* [PROBLEM]
Copy all lines holding the word "What" from the entries.

* [PROVIDED RECORDS]
**********

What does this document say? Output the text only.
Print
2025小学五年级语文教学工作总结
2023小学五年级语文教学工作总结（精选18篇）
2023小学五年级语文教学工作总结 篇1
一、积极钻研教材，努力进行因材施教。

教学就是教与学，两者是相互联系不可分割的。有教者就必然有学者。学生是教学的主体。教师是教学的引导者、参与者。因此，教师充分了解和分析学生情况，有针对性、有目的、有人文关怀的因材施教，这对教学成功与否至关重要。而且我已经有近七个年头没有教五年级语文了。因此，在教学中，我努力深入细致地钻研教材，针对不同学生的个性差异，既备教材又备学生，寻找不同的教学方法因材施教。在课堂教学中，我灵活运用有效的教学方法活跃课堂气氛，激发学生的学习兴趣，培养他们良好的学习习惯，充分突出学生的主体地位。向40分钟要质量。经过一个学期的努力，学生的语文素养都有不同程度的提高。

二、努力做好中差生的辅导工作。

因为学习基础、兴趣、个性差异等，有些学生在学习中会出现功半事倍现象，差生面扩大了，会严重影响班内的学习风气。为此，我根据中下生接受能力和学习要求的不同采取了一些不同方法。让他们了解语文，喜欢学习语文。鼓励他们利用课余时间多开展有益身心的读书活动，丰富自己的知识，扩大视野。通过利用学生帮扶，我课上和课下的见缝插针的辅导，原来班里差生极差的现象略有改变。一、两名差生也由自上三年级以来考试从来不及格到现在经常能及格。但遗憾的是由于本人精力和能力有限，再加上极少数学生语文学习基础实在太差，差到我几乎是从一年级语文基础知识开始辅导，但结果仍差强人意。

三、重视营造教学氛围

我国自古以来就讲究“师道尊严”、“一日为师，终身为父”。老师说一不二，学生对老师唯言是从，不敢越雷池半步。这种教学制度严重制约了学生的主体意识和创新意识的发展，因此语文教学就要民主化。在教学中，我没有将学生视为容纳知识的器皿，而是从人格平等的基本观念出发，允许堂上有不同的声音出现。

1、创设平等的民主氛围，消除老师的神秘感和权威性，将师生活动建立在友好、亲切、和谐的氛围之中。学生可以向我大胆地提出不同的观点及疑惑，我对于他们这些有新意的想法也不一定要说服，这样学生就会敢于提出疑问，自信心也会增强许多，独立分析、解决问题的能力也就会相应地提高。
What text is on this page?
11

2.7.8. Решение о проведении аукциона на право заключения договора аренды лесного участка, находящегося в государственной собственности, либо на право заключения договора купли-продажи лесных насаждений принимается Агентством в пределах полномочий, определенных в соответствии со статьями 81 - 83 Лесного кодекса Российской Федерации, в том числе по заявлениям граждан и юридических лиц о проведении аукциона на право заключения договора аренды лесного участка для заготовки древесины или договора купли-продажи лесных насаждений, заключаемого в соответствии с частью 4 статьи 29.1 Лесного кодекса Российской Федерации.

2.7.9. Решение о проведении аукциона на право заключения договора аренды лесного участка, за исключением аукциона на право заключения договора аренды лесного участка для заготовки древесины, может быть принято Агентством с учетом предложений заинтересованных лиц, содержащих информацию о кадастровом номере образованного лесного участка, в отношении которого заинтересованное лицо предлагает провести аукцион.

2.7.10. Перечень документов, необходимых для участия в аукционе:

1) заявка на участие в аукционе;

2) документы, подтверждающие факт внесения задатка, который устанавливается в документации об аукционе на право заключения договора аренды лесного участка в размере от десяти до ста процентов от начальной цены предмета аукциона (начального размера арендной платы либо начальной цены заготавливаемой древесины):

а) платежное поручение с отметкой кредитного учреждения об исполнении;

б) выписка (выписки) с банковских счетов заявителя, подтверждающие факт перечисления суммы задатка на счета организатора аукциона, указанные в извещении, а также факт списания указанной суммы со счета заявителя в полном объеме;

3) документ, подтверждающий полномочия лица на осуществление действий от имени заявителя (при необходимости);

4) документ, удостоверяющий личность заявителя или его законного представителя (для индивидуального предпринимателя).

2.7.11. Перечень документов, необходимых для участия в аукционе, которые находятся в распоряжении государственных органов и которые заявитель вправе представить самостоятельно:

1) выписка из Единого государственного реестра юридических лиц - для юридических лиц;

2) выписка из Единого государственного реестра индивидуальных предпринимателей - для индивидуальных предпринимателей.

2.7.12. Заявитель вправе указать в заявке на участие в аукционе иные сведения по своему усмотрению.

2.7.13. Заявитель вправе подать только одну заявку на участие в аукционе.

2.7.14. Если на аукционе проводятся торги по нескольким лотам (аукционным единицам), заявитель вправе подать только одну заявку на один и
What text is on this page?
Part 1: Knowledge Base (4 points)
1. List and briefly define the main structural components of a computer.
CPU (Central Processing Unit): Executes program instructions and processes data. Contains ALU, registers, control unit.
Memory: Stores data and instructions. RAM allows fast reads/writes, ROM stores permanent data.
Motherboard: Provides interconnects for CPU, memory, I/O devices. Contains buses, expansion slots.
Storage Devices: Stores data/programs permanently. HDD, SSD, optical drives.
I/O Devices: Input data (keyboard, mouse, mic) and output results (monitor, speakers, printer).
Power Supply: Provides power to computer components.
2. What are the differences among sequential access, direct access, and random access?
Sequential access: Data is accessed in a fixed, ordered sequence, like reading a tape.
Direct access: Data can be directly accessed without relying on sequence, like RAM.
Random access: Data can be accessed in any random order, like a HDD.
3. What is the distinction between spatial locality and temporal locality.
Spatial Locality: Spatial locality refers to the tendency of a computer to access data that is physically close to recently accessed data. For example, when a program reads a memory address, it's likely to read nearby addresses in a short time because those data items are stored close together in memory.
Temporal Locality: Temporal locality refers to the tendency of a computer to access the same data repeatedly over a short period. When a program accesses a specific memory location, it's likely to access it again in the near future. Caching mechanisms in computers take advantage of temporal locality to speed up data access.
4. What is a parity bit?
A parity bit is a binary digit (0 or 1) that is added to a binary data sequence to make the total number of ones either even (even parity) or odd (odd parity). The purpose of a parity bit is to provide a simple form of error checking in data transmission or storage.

**********

* [COMPLETE ANSWER]
What does this document say? Output the text only.
What text is on this page?
What text is on this page?
2. What are the differences among sequential access, direct access, and random access?
3. What is the distinction between spatial locality and temporal locality.
4. What is a parity bit?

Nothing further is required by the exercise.